- [GIVEN PROBLEM]: Sort through the entries below and pull out lines containing the word "сведения".

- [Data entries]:
* * * * * * * * *

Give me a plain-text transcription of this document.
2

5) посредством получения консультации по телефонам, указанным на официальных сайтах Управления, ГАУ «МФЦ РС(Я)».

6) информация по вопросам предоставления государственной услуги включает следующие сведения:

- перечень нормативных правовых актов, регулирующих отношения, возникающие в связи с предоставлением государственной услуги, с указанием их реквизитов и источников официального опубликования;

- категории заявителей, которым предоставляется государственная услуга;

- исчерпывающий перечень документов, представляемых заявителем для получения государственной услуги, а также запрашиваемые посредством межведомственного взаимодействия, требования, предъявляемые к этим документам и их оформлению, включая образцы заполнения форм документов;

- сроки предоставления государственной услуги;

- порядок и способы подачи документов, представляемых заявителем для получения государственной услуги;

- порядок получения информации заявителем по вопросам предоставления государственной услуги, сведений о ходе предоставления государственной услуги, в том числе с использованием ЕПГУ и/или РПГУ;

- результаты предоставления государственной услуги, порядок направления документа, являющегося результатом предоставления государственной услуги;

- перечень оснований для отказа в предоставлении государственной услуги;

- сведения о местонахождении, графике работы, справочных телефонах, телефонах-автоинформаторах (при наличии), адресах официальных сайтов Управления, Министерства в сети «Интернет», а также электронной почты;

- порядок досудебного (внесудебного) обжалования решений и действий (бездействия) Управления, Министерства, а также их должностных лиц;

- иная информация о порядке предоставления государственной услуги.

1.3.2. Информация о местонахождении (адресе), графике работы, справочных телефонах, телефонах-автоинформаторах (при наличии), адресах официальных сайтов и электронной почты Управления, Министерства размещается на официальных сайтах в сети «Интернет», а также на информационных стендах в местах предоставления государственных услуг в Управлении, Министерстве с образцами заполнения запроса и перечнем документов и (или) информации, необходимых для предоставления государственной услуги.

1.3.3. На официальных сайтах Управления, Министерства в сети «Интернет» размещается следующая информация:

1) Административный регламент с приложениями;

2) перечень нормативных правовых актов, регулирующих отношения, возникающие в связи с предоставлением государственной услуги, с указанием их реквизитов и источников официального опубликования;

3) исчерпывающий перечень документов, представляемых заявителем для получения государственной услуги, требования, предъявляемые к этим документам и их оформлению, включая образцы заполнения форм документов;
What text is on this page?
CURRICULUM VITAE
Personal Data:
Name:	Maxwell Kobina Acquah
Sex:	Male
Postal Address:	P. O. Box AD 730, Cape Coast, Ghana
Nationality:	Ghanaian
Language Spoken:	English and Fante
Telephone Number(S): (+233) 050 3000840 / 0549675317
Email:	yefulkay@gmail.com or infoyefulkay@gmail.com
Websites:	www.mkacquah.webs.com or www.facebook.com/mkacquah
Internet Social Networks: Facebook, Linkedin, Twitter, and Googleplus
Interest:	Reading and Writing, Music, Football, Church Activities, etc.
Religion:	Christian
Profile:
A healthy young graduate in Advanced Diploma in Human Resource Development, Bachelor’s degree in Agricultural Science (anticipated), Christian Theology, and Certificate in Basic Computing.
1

* * * * * * * * *

- [CORRECT RESULT]:
6) информация по вопросам предоставления государственной услуги включает следующие сведения:
- сведения о местонахождении, графике работы, справочных телефонах, телефонах-автоинформаторах (при наличии), адресах официальных сайтов Управления, Министерства в сети «Интернет», а также электронной почты;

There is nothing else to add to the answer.